PROBLEM DESCRIPTION: Please quote every line word for word.

(Dataset items)
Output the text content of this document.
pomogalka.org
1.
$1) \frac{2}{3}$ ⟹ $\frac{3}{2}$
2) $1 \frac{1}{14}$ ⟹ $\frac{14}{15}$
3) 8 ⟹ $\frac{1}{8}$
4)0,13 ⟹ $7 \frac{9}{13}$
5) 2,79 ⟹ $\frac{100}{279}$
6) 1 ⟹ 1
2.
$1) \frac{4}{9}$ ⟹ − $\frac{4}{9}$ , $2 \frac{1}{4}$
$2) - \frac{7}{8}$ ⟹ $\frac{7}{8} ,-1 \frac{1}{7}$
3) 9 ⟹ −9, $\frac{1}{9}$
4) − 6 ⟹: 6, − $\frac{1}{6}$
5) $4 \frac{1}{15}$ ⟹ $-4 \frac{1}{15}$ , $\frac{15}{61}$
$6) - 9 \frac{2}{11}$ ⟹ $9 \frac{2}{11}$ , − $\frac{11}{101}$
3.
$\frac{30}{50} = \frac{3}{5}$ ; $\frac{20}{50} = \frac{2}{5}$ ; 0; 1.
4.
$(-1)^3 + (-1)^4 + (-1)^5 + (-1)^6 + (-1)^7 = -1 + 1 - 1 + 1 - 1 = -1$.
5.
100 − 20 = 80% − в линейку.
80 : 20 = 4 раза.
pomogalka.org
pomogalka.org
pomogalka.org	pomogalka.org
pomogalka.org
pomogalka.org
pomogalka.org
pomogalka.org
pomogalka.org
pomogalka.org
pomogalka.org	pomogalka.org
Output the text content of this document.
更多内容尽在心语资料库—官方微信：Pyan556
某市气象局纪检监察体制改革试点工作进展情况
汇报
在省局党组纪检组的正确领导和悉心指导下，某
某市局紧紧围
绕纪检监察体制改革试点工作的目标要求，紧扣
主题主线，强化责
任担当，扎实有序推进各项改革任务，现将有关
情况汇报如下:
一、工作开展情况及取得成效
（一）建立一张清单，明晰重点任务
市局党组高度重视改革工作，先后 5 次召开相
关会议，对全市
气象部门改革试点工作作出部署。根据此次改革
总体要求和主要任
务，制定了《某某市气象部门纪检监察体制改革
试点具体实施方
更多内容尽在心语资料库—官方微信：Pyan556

OUTPUT BELOW:
Output the text content of this document.
pomogalka.org
1.
$1) \frac{2}{3}$ ⟹ $\frac{3}{2}$
2) $1 \frac{1}{14}$ ⟹ $\frac{14}{15}$
3) 8 ⟹ $\frac{1}{8}$
4)0,13 ⟹ $7 \frac{9}{13}$
5) 2,79 ⟹ $\frac{100}{279}$
6) 1 ⟹ 1
2.
$1) \frac{4}{9}$ ⟹ − $\frac{4}{9}$ , $2 \frac{1}{4}$
$2) - \frac{7}{8}$ ⟹ $\frac{7}{8} ,-1 \frac{1}{7}$
3) 9 ⟹ −9, $\frac{1}{9}$
4) − 6 ⟹: 6, − $\frac{1}{6}$
5) $4 \frac{1}{15}$ ⟹ $-4 \frac{1}{15}$ , $\frac{15}{61}$
$6) - 9 \frac{2}{11}$ ⟹ $9 \frac{2}{11}$ , − $\frac{11}{101}$
3.
$\frac{30}{50} = \frac{3}{5}$ ; $\frac{20}{50} = \frac{2}{5}$ ; 0; 1.
4.
$(-1)^3 + (-1)^4 + (-1)^5 + (-1)^6 + (-1)^7 = -1 + 1 - 1 + 1 - 1 = -1$.
5.
100 − 20 = 80% − в линейку.
80 : 20 = 4 раза.
pomogalka.org
pomogalka.org
pomogalka.org	pomogalka.org
pomogalka.org
pomogalka.org
pomogalka.org
pomogalka.org
pomogalka.org
pomogalka.org
pomogalka.org	pomogalka.org
Output the text content of this document.
更多内容尽在心语资料库—官方微信：Pyan556
某市气象局纪检监察体制改革试点工作进展情况
汇报
在省局党组纪检组的正确领导和悉心指导下，某
某市局紧紧围
绕纪检监察体制改革试点工作的目标要求，紧扣
主题主线，强化责
任担当，扎实有序推进各项改革任务，现将有关
情况汇报如下:
一、工作开展情况及取得成效
（一）建立一张清单，明晰重点任务
市局党组高度重视改革工作，先后 5 次召开相
关会议，对全市
气象部门改革试点工作作出部署。根据此次改革
总体要求和主要任
务，制定了《某某市气象部门纪检监察体制改革
试点具体实施方
更多内容尽在心语资料库—官方微信：Pyan556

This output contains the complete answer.